WORK REQUIRED:
Return the complete listing that follows, with each line reproduced exactly.

______

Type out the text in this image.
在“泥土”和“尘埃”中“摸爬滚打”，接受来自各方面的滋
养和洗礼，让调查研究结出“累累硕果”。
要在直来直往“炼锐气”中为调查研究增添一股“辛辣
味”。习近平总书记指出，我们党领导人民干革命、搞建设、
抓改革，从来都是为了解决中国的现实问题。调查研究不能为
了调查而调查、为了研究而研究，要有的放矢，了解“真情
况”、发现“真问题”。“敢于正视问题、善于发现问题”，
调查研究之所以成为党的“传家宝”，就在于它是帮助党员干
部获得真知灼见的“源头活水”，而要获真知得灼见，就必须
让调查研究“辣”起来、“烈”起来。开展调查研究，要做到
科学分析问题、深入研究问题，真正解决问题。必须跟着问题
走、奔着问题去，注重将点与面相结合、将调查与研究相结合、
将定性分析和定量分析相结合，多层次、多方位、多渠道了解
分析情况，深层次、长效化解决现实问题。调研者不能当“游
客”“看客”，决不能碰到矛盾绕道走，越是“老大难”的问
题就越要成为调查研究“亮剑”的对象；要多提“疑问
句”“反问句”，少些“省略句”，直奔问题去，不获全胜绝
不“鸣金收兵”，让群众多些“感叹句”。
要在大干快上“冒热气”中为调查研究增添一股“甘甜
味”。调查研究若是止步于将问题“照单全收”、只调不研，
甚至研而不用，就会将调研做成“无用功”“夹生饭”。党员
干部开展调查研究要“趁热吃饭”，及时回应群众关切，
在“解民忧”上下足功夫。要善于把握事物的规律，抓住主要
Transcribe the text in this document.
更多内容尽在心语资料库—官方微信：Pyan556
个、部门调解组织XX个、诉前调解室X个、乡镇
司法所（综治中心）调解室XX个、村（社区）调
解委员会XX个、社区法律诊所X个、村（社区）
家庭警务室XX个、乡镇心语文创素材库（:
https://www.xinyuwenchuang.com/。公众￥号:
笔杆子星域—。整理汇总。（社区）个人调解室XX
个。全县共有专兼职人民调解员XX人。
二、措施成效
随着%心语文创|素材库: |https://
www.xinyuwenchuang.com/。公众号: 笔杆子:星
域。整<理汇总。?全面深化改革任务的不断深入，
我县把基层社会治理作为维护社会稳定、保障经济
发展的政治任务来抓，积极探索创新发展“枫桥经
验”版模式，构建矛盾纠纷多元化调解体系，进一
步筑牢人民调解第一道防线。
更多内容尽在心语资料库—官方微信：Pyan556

______

RESPONSE TO THIS EXERCISE:
Type out the text in this image.
在“泥土”和“尘埃”中“摸爬滚打”，接受来自各方面的滋
养和洗礼，让调查研究结出“累累硕果”。
要在直来直往“炼锐气”中为调查研究增添一股“辛辣
味”。习近平总书记指出，我们党领导人民干革命、搞建设、
抓改革，从来都是为了解决中国的现实问题。调查研究不能为
了调查而调查、为了研究而研究，要有的放矢，了解“真情
况”、发现“真问题”。“敢于正视问题、善于发现问题”，
调查研究之所以成为党的“传家宝”，就在于它是帮助党员干
部获得真知灼见的“源头活水”，而要获真知得灼见，就必须
让调查研究“辣”起来、“烈”起来。开展调查研究，要做到
科学分析问题、深入研究问题，真正解决问题。必须跟着问题
走、奔着问题去，注重将点与面相结合、将调查与研究相结合、
将定性分析和定量分析相结合，多层次、多方位、多渠道了解
分析情况，深层次、长效化解决现实问题。调研者不能当“游
客”“看客”，决不能碰到矛盾绕道走，越是“老大难”的问
题就越要成为调查研究“亮剑”的对象；要多提“疑问
句”“反问句”，少些“省略句”，直奔问题去，不获全胜绝
不“鸣金收兵”，让群众多些“感叹句”。
要在大干快上“冒热气”中为调查研究增添一股“甘甜
味”。调查研究若是止步于将问题“照单全收”、只调不研，
甚至研而不用，就会将调研做成“无用功”“夹生饭”。党员
干部开展调查研究要“趁热吃饭”，及时回应群众关切，
在“解民忧”上下足功夫。要善于把握事物的规律，抓住主要
Transcribe the text in this document.
更多内容尽在心语资料库—官方微信：Pyan556
个、部门调解组织XX个、诉前调解室X个、乡镇
司法所（综治中心）调解室XX个、村（社区）调
解委员会XX个、社区法律诊所X个、村（社区）
家庭警务室XX个、乡镇心语文创素材库（:
https://www.xinyuwenchuang.com/。公众￥号:
笔杆子星域—。整理汇总。（社区）个人调解室XX
个。全县共有专兼职人民调解员XX人。
二、措施成效
随着%心语文创|素材库: |https://
www.xinyuwenchuang.com/。公众号: 笔杆子:星
域。整<理汇总。?全面深化改革任务的不断深入，
我县把基层社会治理作为维护社会稳定、保障经济
发展的政治任务来抓，积极探索创新发展“枫桥经
验”版模式，构建矛盾纠纷多元化调解体系，进一
步筑牢人民调解第一道防线。
更多内容尽在心语资料库—官方微信：Pyan556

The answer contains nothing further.